(Saved entries)

· · · ·

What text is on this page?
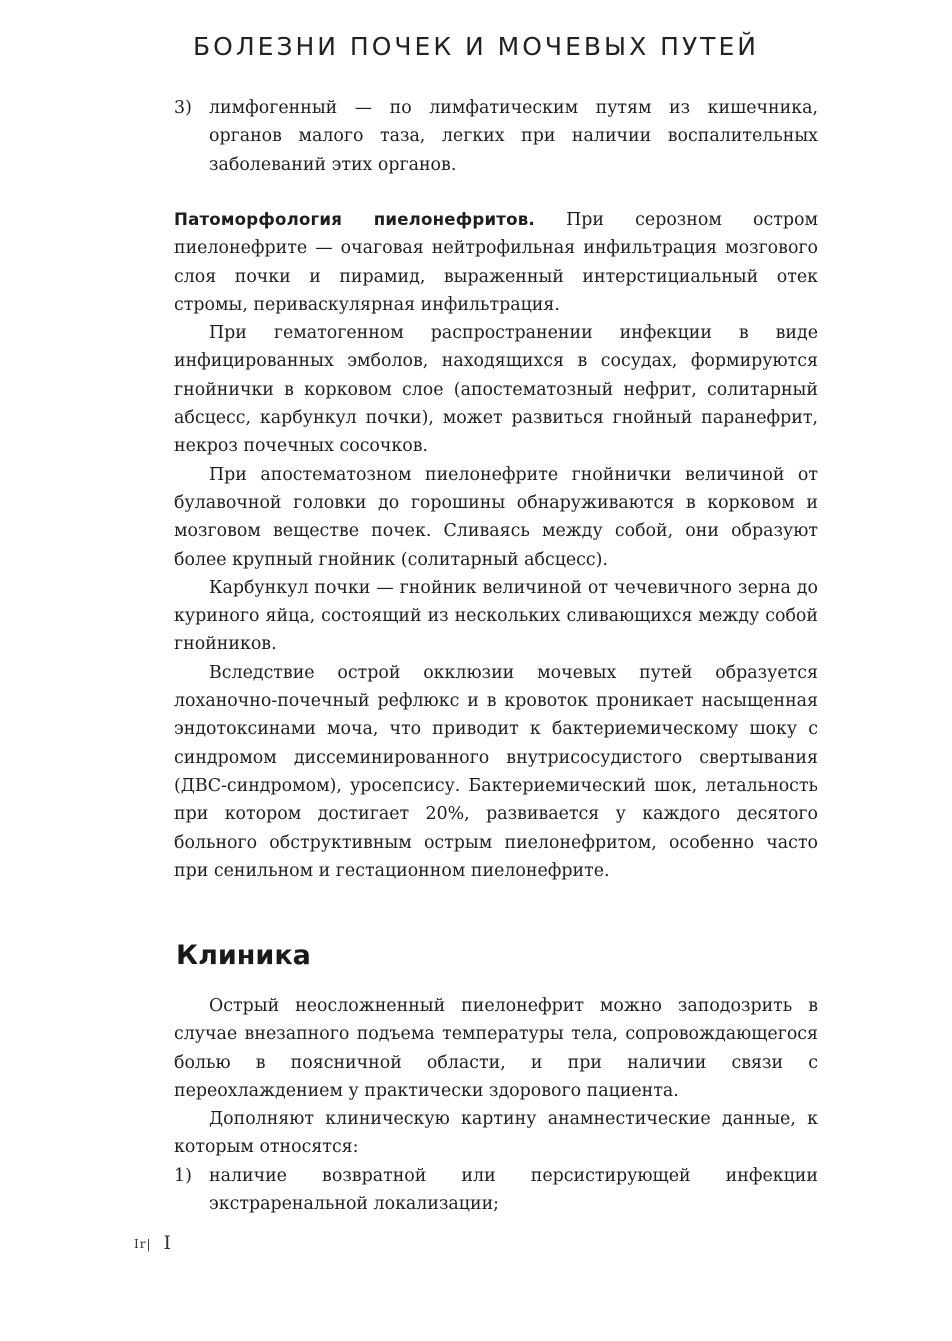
БОЛЕЗНИ ПОЧЕК И МОЧЕВЫХ ПУТЕЙ
3) лимфогенный — по лимфатическим путям из кишечника, органов малого таза, легких при наличии воспалительных заболеваний этих органов.

Патоморфология пиелонефритов. При серозном остром пиелонефрите — очаговая нейтрофильная инфильтрация мозгового слоя почки и пирамид, выраженный интерстициальный отек стромы, периваскулярная инфильтрация.

При гематогенном распространении инфекции в виде инфицированных эмболов, находящихся в сосудах, формируются гнойнички в корковом слое (апостематозный нефрит, солитарный абсцесс, карбункул почки), может развиться гнойный паранефрит, некроз почечных сосочков.

При апостематозном пиелонефрите гнойнички величиной от булавочной головки до горошины обнаруживаются в корковом и мозговом веществе почек. Сливаясь между собой, они образуют более крупный гнойник (солитарный абсцесс).

Карбункул почки — гнойник величиной от чечевичного зерна до куриного яйца, состоящий из нескольких сливающихся между собой гнойников.

Вследствие острой окклюзии мочевых путей образуется лоханочно-почечный рефлюкс и в кровоток проникает насыщенная эндотоксинами моча, что приводит к бактериемическому шоку с синдромом диссеминированного внутрисосудистого свертывания (ДВС-синдромом), уросепсису. Бактериемический шок, летальность при котором достигает 20%, развивается у каждого десятого больного обструктивным острым пиелонефритом, особенно часто при сенильном и гестационном пиелонефрите.

Клиника

Острый неосложненный пиелонефрит можно заподозрить в случае внезапного подъема температуры тела, сопровождающегося болью в поясничной области, и при наличии связи с переохлаждением у практически здорового пациента.

Дополняют клиническую картину анамнестические данные, к которым относятся:

1) наличие возвратной или персистирующей инфекции экстраренальной локализации;
Ir| I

· · · ·

**Problem:** Lines containing the word "величиной" must all be returned from the material above.

**Output for this task:**
При апостематозном пиелонефрите гнойнички величиной от булавочной головки до горошины обнаруживаются в корковом и мозговом веществе почек. Сливаясь между собой, они образуют более крупный гнойник (солитарный абсцесс).
Карбункул почки — гнойник величиной от чечевичного зерна до куриного яйца, состоящий из нескольких сливающихся между собой гнойников.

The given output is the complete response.